→ Exercise directions: Copy out each line of the data holding "Zsuzsa".
>> BEGIN
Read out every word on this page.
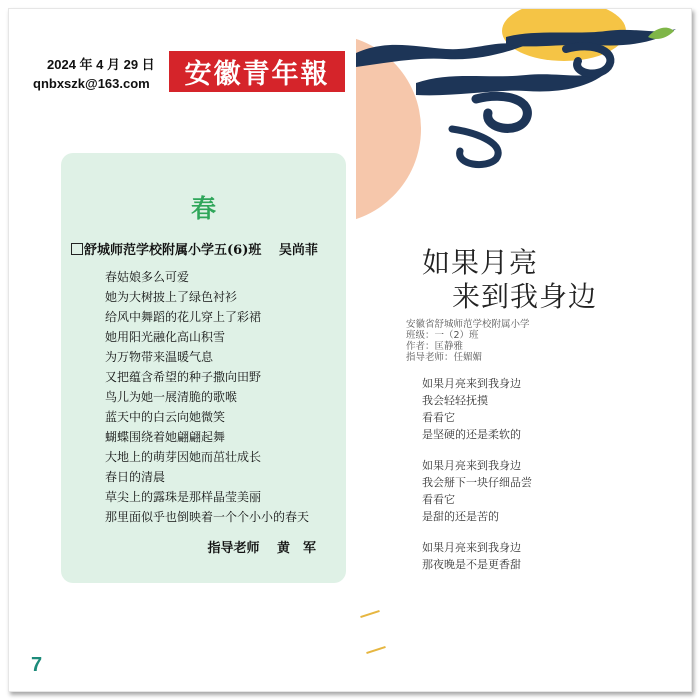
2024 年 4 月 29 日
qnbxszk@163.com	安徽青年報
春
舒城师范学校附属小学五(6)班　 吴尚菲
春姑娘多么可爱
她为大树披上了绿色衬衫
给风中舞蹈的花儿穿上了彩裙
她用阳光融化高山积雪
为万物带来温暖气息
又把蕴含希望的种子撒向田野
鸟儿为她一展清脆的歌喉
蓝天中的白云向她微笑
蝴蝶围绕着她翩翩起舞
大地上的萌芽因她而茁壮成长
春日的清晨
草尖上的露珠是那样晶莹美丽
那里面似乎也倒映着一个个小小的春天
指导老师　 黄　军
7
如果月亮
来到我身边
安徽省舒城师范学校附属小学
班级：一（2）班
作者：匡静雅
指导老师：任媚媚
如果月亮来到我身边
我会轻轻抚摸
看看它
是坚硬的还是柔软的
如果月亮来到我身边
我会掰下一块仔细品尝
看看它
是甜的还是苦的
如果月亮来到我身边
那夜晚是不是更香甜
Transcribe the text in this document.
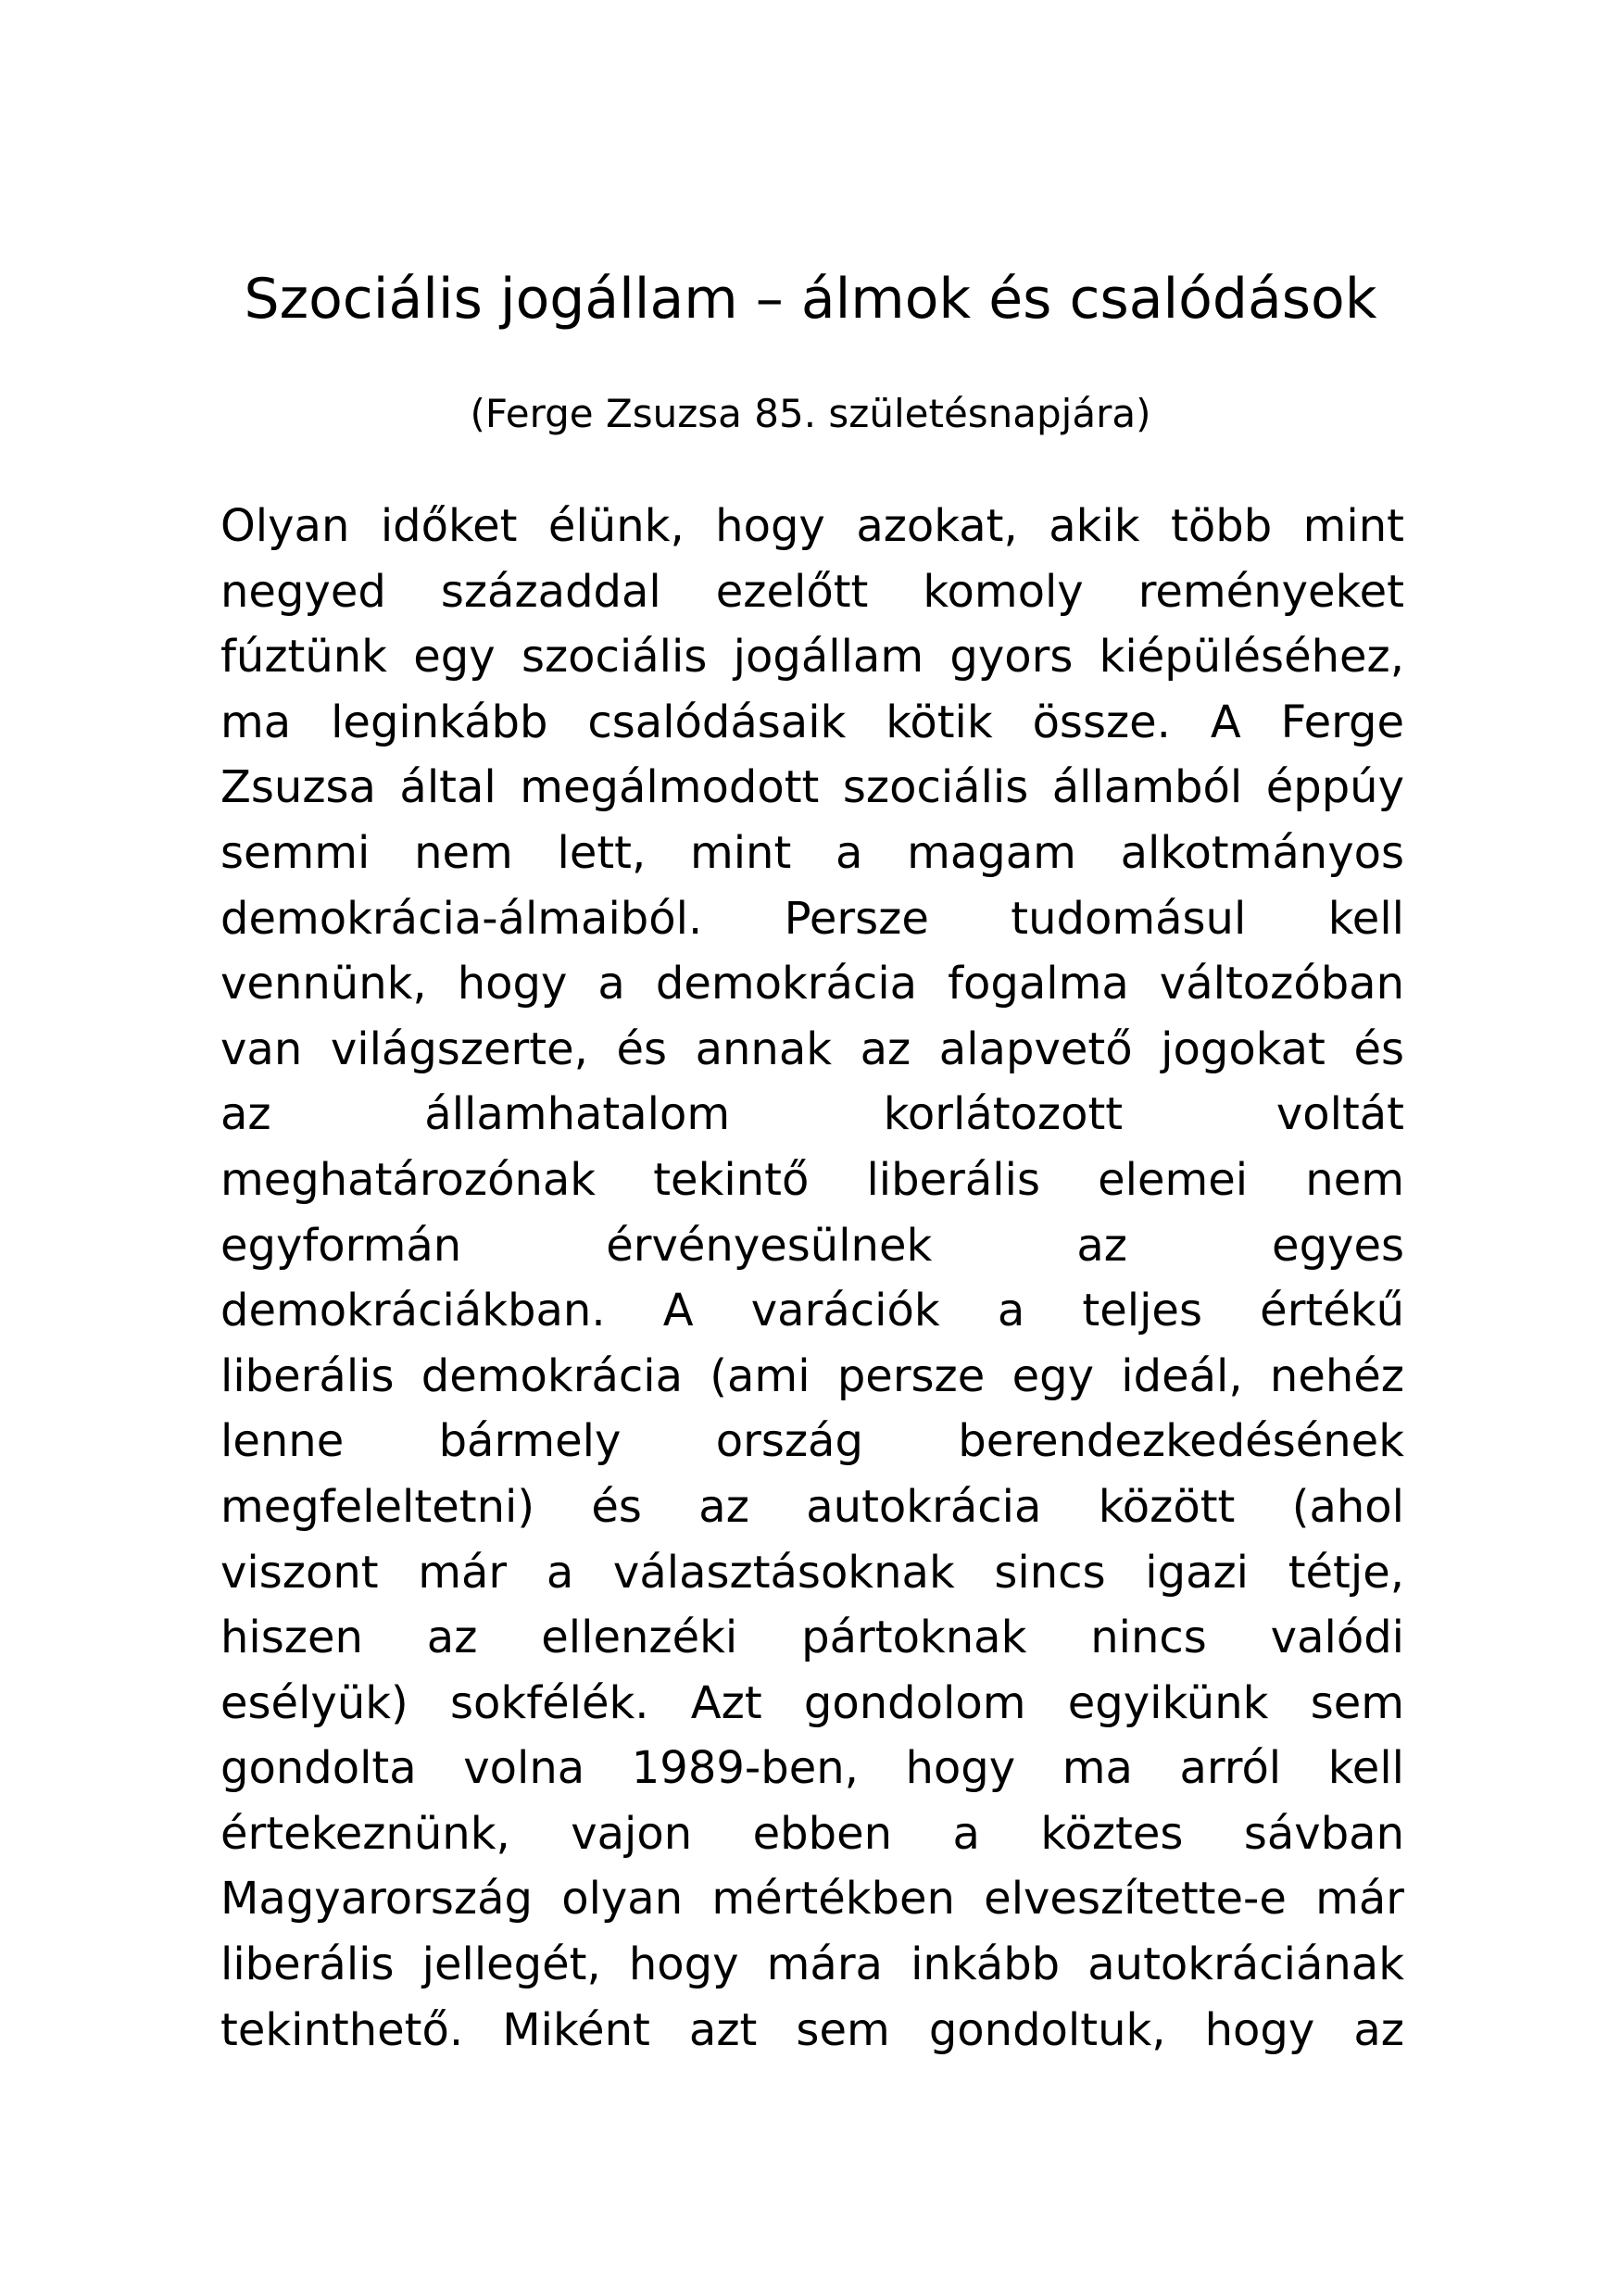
Szociális jogállam – álmok és csalódások

(Ferge Zsuzsa 85. születésnapjára)

Olyan időket élünk, hogy azokat, akik több mint
negyed századdal ezelőtt komoly reményeket
fúztünk egy szociális jogállam gyors kiépüléséhez,
ma leginkább csalódásaik kötik össze. A Ferge
Zsuzsa által megálmodott szociális államból éppúy
semmi nem lett, mint a magam alkotmányos
demokrácia-álmaiból. Persze tudomásul kell
vennünk, hogy a demokrácia fogalma változóban
van világszerte, és annak az alapvető jogokat és
az államhatalom korlátozott voltát
meghatározónak tekintő liberális elemei nem
egyformán érvényesülnek az egyes
demokráciákban. A varációk a teljes értékű
liberális demokrácia (ami persze egy ideál, nehéz
lenne bármely ország berendezkedésének
megfeleltetni) és az autokrácia között (ahol
viszont már a választásoknak sincs igazi tétje,
hiszen az ellenzéki pártoknak nincs valódi
esélyük) sokfélék. Azt gondolom egyikünk sem
gondolta volna 1989-ben, hogy ma arról kell
értekeznünk, vajon ebben a köztes sávban
Magyarország olyan mértékben elveszítette-e már
liberális jellegét, hogy mára inkább autokráciának
tekinthető. Miként azt sem gondoltuk, hogy az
>> END
→ Answer to the task:
(Ferge Zsuzsa 85. születésnapjára)
Zsuzsa által megálmodott szociális államból éppúy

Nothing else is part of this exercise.